Each entry here needs to be set down again exactly, please; pictures are left out.

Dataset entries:
|---|

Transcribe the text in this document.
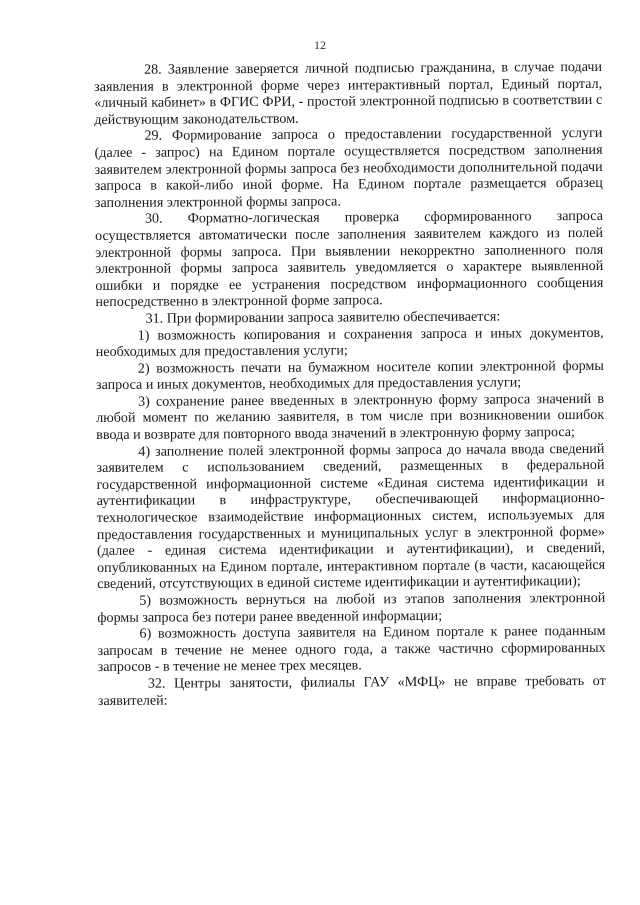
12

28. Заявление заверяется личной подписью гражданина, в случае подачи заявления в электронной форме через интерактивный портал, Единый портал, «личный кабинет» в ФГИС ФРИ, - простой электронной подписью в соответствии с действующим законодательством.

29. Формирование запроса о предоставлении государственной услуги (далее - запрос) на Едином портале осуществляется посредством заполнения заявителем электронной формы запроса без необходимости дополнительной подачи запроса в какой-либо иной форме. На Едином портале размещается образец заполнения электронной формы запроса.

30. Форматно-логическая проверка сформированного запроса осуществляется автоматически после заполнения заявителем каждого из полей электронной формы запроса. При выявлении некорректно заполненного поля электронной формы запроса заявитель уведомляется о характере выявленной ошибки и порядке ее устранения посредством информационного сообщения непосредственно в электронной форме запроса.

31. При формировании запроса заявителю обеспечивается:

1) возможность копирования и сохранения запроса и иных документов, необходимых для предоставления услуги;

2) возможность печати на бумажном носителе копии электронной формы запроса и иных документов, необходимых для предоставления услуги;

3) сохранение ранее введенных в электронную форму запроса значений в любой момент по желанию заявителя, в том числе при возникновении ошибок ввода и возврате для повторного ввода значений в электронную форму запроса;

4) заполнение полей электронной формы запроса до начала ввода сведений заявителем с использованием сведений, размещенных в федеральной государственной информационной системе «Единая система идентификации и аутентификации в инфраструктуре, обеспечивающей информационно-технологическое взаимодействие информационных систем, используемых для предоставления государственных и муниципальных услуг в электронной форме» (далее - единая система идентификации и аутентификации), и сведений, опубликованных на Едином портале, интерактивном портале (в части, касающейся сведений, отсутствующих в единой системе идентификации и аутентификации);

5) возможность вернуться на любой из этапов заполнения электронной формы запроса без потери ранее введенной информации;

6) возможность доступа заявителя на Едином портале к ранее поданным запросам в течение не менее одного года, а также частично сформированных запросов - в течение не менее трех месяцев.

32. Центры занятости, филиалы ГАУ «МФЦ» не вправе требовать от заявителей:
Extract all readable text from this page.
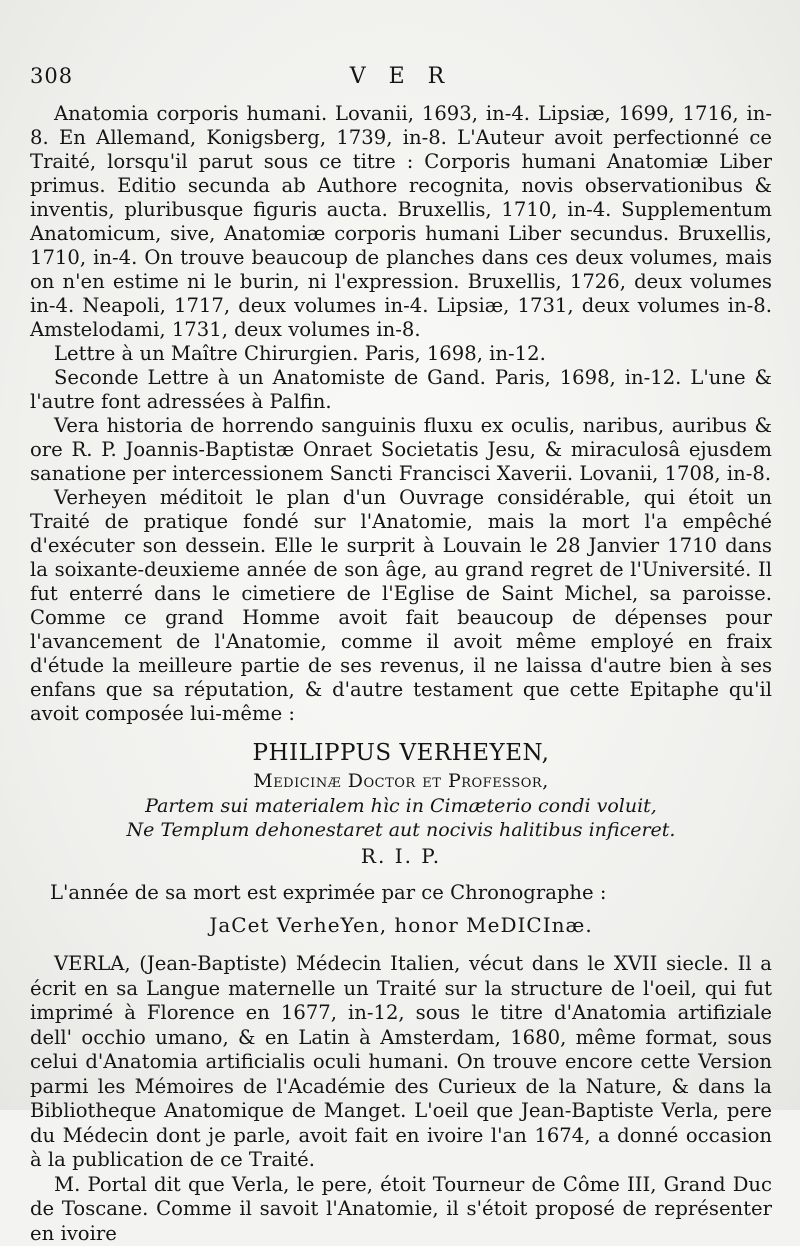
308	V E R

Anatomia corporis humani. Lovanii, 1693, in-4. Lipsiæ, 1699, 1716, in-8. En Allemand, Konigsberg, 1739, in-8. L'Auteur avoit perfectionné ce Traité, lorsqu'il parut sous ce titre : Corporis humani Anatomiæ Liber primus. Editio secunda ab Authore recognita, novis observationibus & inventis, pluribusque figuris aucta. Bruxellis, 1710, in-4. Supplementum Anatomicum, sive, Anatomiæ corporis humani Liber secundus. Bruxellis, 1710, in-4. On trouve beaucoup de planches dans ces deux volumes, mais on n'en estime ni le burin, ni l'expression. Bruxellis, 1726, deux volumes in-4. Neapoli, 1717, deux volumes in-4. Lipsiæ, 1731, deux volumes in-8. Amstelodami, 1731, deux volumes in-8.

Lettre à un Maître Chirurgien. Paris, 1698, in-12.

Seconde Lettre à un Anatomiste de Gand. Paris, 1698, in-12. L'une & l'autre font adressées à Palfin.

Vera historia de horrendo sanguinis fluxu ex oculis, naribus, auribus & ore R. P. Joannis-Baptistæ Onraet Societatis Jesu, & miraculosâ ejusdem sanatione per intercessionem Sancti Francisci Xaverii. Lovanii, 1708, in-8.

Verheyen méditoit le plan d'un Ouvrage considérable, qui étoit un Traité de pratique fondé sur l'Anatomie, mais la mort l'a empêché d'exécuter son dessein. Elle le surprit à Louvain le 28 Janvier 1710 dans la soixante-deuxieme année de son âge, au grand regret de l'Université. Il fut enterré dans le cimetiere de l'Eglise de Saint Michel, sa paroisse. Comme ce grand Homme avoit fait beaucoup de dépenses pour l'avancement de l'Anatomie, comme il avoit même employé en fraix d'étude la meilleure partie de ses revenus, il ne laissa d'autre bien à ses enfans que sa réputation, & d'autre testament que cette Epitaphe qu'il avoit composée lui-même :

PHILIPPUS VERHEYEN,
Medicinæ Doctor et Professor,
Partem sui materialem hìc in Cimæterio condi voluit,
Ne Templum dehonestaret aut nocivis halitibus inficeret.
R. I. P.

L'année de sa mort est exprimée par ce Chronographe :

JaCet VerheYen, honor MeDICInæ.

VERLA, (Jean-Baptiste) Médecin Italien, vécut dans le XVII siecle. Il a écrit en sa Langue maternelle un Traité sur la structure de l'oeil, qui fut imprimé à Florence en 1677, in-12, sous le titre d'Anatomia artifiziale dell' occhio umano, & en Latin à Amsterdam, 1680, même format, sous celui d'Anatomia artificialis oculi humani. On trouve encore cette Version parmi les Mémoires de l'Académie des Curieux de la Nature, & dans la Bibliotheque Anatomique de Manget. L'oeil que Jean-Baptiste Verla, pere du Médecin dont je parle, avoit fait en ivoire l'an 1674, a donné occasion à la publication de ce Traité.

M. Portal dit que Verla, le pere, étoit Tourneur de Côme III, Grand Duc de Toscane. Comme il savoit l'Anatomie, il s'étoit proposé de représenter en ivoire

|---|

EXPECTED ANSWER
Transcribe the text in this document.
12

28. Заявление заверяется личной подписью гражданина, в случае подачи заявления в электронной форме через интерактивный портал, Единый портал, «личный кабинет» в ФГИС ФРИ, - простой электронной подписью в соответствии с действующим законодательством.

29. Формирование запроса о предоставлении государственной услуги (далее - запрос) на Едином портале осуществляется посредством заполнения заявителем электронной формы запроса без необходимости дополнительной подачи запроса в какой-либо иной форме. На Едином портале размещается образец заполнения электронной формы запроса.

30. Форматно-логическая проверка сформированного запроса осуществляется автоматически после заполнения заявителем каждого из полей электронной формы запроса. При выявлении некорректно заполненного поля электронной формы запроса заявитель уведомляется о характере выявленной ошибки и порядке ее устранения посредством информационного сообщения непосредственно в электронной форме запроса.

31. При формировании запроса заявителю обеспечивается:

1) возможность копирования и сохранения запроса и иных документов, необходимых для предоставления услуги;

2) возможность печати на бумажном носителе копии электронной формы запроса и иных документов, необходимых для предоставления услуги;

3) сохранение ранее введенных в электронную форму запроса значений в любой момент по желанию заявителя, в том числе при возникновении ошибок ввода и возврате для повторного ввода значений в электронную форму запроса;

4) заполнение полей электронной формы запроса до начала ввода сведений заявителем с использованием сведений, размещенных в федеральной государственной информационной системе «Единая система идентификации и аутентификации в инфраструктуре, обеспечивающей информационно-технологическое взаимодействие информационных систем, используемых для предоставления государственных и муниципальных услуг в электронной форме» (далее - единая система идентификации и аутентификации), и сведений, опубликованных на Едином портале, интерактивном портале (в части, касающейся сведений, отсутствующих в единой системе идентификации и аутентификации);

5) возможность вернуться на любой из этапов заполнения электронной формы запроса без потери ранее введенной информации;

6) возможность доступа заявителя на Едином портале к ранее поданным запросам в течение не менее одного года, а также частично сформированных запросов - в течение не менее трех месяцев.

32. Центры занятости, филиалы ГАУ «МФЦ» не вправе требовать от заявителей:
Extract all readable text from this page.
308	V E R

Anatomia corporis humani. Lovanii, 1693, in-4. Lipsiæ, 1699, 1716, in-8. En Allemand, Konigsberg, 1739, in-8. L'Auteur avoit perfectionné ce Traité, lorsqu'il parut sous ce titre : Corporis humani Anatomiæ Liber primus. Editio secunda ab Authore recognita, novis observationibus & inventis, pluribusque figuris aucta. Bruxellis, 1710, in-4. Supplementum Anatomicum, sive, Anatomiæ corporis humani Liber secundus. Bruxellis, 1710, in-4. On trouve beaucoup de planches dans ces deux volumes, mais on n'en estime ni le burin, ni l'expression. Bruxellis, 1726, deux volumes in-4. Neapoli, 1717, deux volumes in-4. Lipsiæ, 1731, deux volumes in-8. Amstelodami, 1731, deux volumes in-8.

Lettre à un Maître Chirurgien. Paris, 1698, in-12.

Seconde Lettre à un Anatomiste de Gand. Paris, 1698, in-12. L'une & l'autre font adressées à Palfin.

Vera historia de horrendo sanguinis fluxu ex oculis, naribus, auribus & ore R. P. Joannis-Baptistæ Onraet Societatis Jesu, & miraculosâ ejusdem sanatione per intercessionem Sancti Francisci Xaverii. Lovanii, 1708, in-8.

Verheyen méditoit le plan d'un Ouvrage considérable, qui étoit un Traité de pratique fondé sur l'Anatomie, mais la mort l'a empêché d'exécuter son dessein. Elle le surprit à Louvain le 28 Janvier 1710 dans la soixante-deuxieme année de son âge, au grand regret de l'Université. Il fut enterré dans le cimetiere de l'Eglise de Saint Michel, sa paroisse. Comme ce grand Homme avoit fait beaucoup de dépenses pour l'avancement de l'Anatomie, comme il avoit même employé en fraix d'étude la meilleure partie de ses revenus, il ne laissa d'autre bien à ses enfans que sa réputation, & d'autre testament que cette Epitaphe qu'il avoit composée lui-même :

PHILIPPUS VERHEYEN,
Medicinæ Doctor et Professor,
Partem sui materialem hìc in Cimæterio condi voluit,
Ne Templum dehonestaret aut nocivis halitibus inficeret.
R. I. P.

L'année de sa mort est exprimée par ce Chronographe :

JaCet VerheYen, honor MeDICInæ.

VERLA, (Jean-Baptiste) Médecin Italien, vécut dans le XVII siecle. Il a écrit en sa Langue maternelle un Traité sur la structure de l'oeil, qui fut imprimé à Florence en 1677, in-12, sous le titre d'Anatomia artifiziale dell' occhio umano, & en Latin à Amsterdam, 1680, même format, sous celui d'Anatomia artificialis oculi humani. On trouve encore cette Version parmi les Mémoires de l'Académie des Curieux de la Nature, & dans la Bibliotheque Anatomique de Manget. L'oeil que Jean-Baptiste Verla, pere du Médecin dont je parle, avoit fait en ivoire l'an 1674, a donné occasion à la publication de ce Traité.

M. Portal dit que Verla, le pere, étoit Tourneur de Côme III, Grand Duc de Toscane. Comme il savoit l'Anatomie, il s'étoit proposé de représenter en ivoire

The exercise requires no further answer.